From the entries below, gather each line containing the word "this".

** BEGIN Given records **

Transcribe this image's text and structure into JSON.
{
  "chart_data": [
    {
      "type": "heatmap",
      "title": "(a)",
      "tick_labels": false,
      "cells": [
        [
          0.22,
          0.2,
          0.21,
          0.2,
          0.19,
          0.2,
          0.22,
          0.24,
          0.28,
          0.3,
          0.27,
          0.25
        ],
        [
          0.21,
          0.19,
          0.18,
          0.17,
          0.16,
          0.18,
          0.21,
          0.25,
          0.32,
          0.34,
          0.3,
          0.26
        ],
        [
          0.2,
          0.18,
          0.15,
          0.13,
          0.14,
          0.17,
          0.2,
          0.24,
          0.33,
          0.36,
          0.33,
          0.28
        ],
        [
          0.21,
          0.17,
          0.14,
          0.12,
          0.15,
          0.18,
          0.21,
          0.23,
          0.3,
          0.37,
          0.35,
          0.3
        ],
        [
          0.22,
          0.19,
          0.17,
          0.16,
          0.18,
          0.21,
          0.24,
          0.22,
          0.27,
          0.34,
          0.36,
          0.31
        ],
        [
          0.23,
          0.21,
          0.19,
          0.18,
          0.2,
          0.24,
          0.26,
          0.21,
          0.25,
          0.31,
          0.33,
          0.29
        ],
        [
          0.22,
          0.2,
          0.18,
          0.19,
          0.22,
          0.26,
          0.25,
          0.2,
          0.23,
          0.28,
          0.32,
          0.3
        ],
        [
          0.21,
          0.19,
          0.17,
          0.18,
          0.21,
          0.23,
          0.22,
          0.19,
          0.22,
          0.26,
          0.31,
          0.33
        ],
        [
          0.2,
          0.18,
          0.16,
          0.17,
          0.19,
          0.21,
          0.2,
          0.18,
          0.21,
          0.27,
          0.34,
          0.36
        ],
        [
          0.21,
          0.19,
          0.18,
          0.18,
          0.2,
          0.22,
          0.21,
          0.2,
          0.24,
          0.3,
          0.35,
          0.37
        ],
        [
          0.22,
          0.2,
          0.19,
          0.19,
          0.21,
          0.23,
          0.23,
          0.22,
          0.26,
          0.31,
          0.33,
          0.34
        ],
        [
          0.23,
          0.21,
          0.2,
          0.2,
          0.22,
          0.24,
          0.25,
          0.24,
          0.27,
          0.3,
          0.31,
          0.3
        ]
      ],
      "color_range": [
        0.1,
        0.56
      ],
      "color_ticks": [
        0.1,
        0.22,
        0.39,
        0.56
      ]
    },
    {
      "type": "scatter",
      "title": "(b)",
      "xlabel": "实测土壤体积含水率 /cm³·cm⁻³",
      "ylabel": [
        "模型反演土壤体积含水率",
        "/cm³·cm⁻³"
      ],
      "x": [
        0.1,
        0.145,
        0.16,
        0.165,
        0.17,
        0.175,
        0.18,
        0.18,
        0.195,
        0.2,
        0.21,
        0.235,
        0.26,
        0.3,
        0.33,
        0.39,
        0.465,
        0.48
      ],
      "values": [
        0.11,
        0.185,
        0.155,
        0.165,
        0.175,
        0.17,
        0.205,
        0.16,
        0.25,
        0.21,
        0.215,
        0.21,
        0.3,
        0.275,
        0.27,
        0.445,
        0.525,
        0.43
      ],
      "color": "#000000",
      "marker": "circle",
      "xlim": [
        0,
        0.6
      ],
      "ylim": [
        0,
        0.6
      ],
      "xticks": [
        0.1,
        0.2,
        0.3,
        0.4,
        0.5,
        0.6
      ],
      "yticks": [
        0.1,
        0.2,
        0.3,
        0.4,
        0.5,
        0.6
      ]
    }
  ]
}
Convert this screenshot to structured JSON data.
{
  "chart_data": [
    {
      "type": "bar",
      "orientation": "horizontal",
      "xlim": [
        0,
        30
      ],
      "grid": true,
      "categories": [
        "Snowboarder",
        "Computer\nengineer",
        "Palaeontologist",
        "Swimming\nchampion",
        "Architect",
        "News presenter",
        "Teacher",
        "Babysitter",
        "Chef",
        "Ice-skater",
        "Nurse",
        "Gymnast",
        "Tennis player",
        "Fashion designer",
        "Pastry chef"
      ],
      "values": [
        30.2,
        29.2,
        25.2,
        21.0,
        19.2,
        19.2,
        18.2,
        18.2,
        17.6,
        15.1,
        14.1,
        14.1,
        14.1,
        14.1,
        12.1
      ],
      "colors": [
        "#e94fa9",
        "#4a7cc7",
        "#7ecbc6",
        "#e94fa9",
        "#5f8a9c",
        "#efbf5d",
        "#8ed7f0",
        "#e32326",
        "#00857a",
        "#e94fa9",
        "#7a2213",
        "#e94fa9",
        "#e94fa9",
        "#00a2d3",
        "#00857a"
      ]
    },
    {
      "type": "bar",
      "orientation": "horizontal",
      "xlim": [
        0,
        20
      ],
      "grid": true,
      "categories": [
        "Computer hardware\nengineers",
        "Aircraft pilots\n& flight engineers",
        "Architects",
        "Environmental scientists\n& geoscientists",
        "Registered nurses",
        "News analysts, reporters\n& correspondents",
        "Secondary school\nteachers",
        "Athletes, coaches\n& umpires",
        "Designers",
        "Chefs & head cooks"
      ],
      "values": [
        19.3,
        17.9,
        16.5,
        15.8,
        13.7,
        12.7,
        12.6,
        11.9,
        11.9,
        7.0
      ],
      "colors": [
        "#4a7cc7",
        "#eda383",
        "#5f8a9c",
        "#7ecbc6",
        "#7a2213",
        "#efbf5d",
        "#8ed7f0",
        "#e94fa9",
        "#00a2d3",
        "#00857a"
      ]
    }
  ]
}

** END Given records **

**Solution below:**
Transcribe this image's text and structure into JSON.
Convert this screenshot to structured JSON data.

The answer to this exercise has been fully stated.